→ **INSTRUCTIONS FOR THE TASK**
Where the line containing "Transcribe this image's" appears, begin retyping; continue exactly through the final line of the data. Omit every picture.

Structured figure records:
==============================

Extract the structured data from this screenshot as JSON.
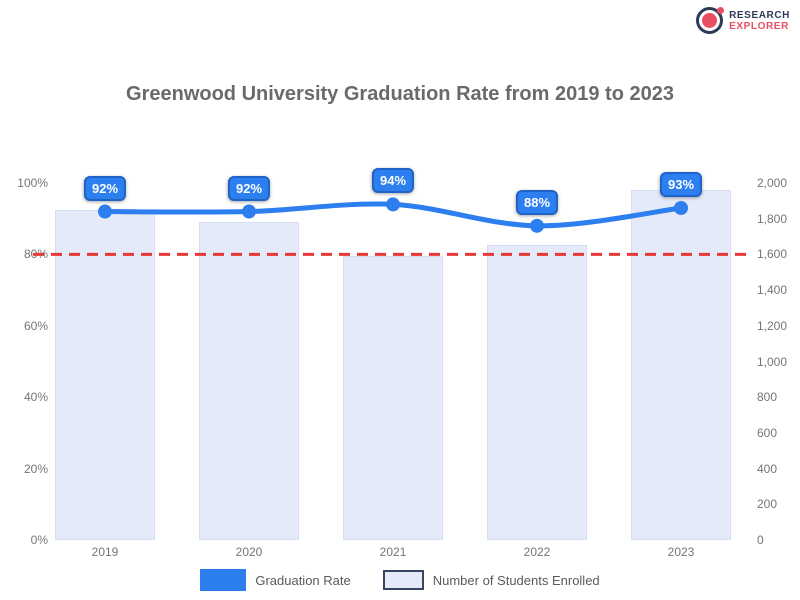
{
  "logo": {
    "line1": "RESEARCH",
    "line2": "EXPLORER"
  },
  "title": "Greenwood University Graduation Rate from 2019 to 2023",
  "chart_data": {
    "type": "combo-bar-line-dual-axis",
    "categories": [
      "2019",
      "2020",
      "2021",
      "2022",
      "2023"
    ],
    "series": [
      {
        "name": "Graduation Rate",
        "type": "line",
        "axis": "left",
        "unit": "%",
        "values": [
          92,
          92,
          94,
          88,
          93
        ],
        "point_labels": [
          "92%",
          "92%",
          "94%",
          "88%",
          "93%"
        ],
        "color": "#2d7ff0"
      },
      {
        "name": "Number of Students Enrolled",
        "type": "bar",
        "axis": "right",
        "values": [
          1850,
          1780,
          1590,
          1650,
          1960
        ],
        "color": "#e5eaf8"
      }
    ],
    "threshold": {
      "axis": "left",
      "value": 80,
      "style": "dashed",
      "color": "#e53935"
    },
    "axes": {
      "left": {
        "min": 0,
        "max": 100,
        "tick_values": [
          100,
          80,
          60,
          40,
          20,
          0
        ],
        "tick_labels": [
          "100%",
          "80%",
          "60%",
          "40%",
          "20%",
          "0%"
        ]
      },
      "right": {
        "min": 0,
        "max": 2000,
        "tick_values": [
          2000,
          1800,
          1600,
          1400,
          1200,
          1000,
          800,
          600,
          400,
          200,
          0
        ],
        "tick_labels": [
          "2,000",
          "1,800",
          "1,600",
          "1,400",
          "1,200",
          "1,000",
          "800",
          "600",
          "400",
          "200",
          "0"
        ]
      }
    },
    "legend": [
      {
        "label": "Graduation Rate",
        "swatch": "solid-blue"
      },
      {
        "label": "Number of Students Enrolled",
        "swatch": "outlined-lavender"
      }
    ]
  }
}
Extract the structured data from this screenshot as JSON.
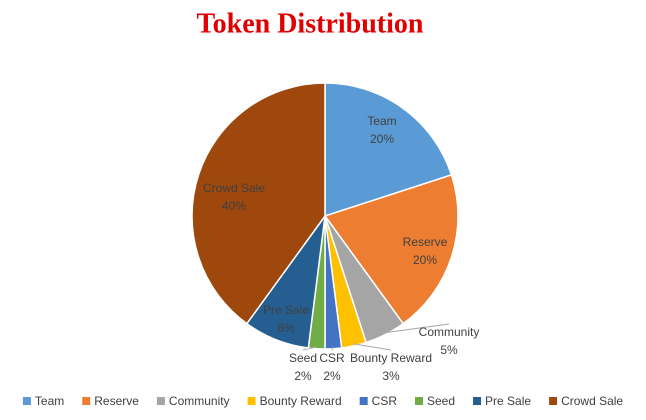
{
  "chart_data": {
    "type": "pie",
    "title": "Token Distribution",
    "categories": [
      "Team",
      "Reserve",
      "Community",
      "Bounty Reward",
      "CSR",
      "Seed",
      "Pre Sale",
      "Crowd Sale"
    ],
    "values": [
      20,
      20,
      5,
      3,
      2,
      2,
      8,
      40
    ],
    "value_labels": [
      "20%",
      "20%",
      "5%",
      "3%",
      "2%",
      "2%",
      "8%",
      "40%"
    ],
    "colors": [
      "#5b9bd5",
      "#ed7d31",
      "#a5a5a5",
      "#ffc000",
      "#4472c4",
      "#70ad47",
      "#255e91",
      "#9e480e"
    ],
    "legend": "bottom"
  }
}
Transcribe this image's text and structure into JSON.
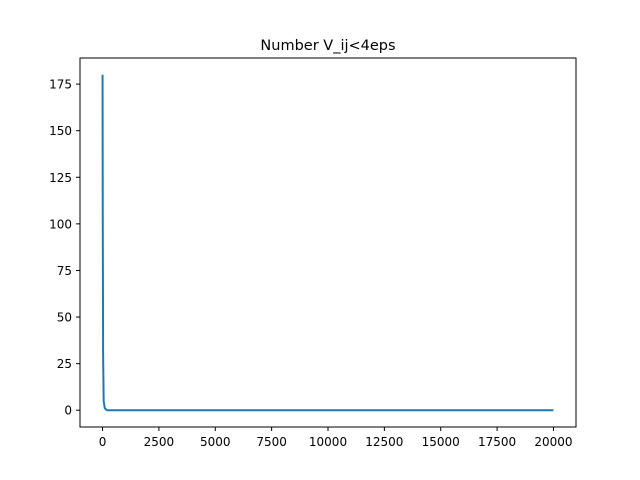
{
  "chart_data": {
    "type": "line",
    "title": "Number V_ij<4eps",
    "xlabel": "",
    "ylabel": "",
    "xlim": [
      -1000,
      21000
    ],
    "ylim": [
      -9,
      189
    ],
    "xticks": [
      0,
      2500,
      5000,
      7500,
      10000,
      12500,
      15000,
      17500,
      20000
    ],
    "xtick_labels": [
      "0",
      "2500",
      "5000",
      "7500",
      "10000",
      "12500",
      "15000",
      "17500",
      "20000"
    ],
    "yticks": [
      0,
      25,
      50,
      75,
      100,
      125,
      150,
      175
    ],
    "ytick_labels": [
      "0",
      "25",
      "50",
      "75",
      "100",
      "125",
      "150",
      "175"
    ],
    "grid": false,
    "legend": "none",
    "series": [
      {
        "color": "#1f77b4",
        "x": [
          0,
          10,
          25,
          50,
          100,
          200,
          500,
          1000,
          5000,
          10000,
          15000,
          20000
        ],
        "y": [
          180,
          100,
          30,
          5,
          1,
          0,
          0,
          0,
          0,
          0,
          0,
          0
        ]
      }
    ]
  }
}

==============================

→ **EXERCISE SOLUTION**
Transcribe this image's text and structure into JSON.
{
  "chart_data": {
    "type": "line",
    "title": "Number V_ij<4eps",
    "xlabel": "",
    "ylabel": "",
    "xlim": [
      -1000,
      21000
    ],
    "ylim": [
      -9,
      189
    ],
    "xticks": [
      0,
      2500,
      5000,
      7500,
      10000,
      12500,
      15000,
      17500,
      20000
    ],
    "xtick_labels": [
      "0",
      "2500",
      "5000",
      "7500",
      "10000",
      "12500",
      "15000",
      "17500",
      "20000"
    ],
    "yticks": [
      0,
      25,
      50,
      75,
      100,
      125,
      150,
      175
    ],
    "ytick_labels": [
      "0",
      "25",
      "50",
      "75",
      "100",
      "125",
      "150",
      "175"
    ],
    "grid": false,
    "legend": "none",
    "series": [
      {
        "color": "#1f77b4",
        "x": [
          0,
          10,
          25,
          50,
          100,
          200,
          500,
          1000,
          5000,
          10000,
          15000,
          20000
        ],
        "y": [
          180,
          100,
          30,
          5,
          1,
          0,
          0,
          0,
          0,
          0,
          0,
          0
        ]
      }
    ]
  }
}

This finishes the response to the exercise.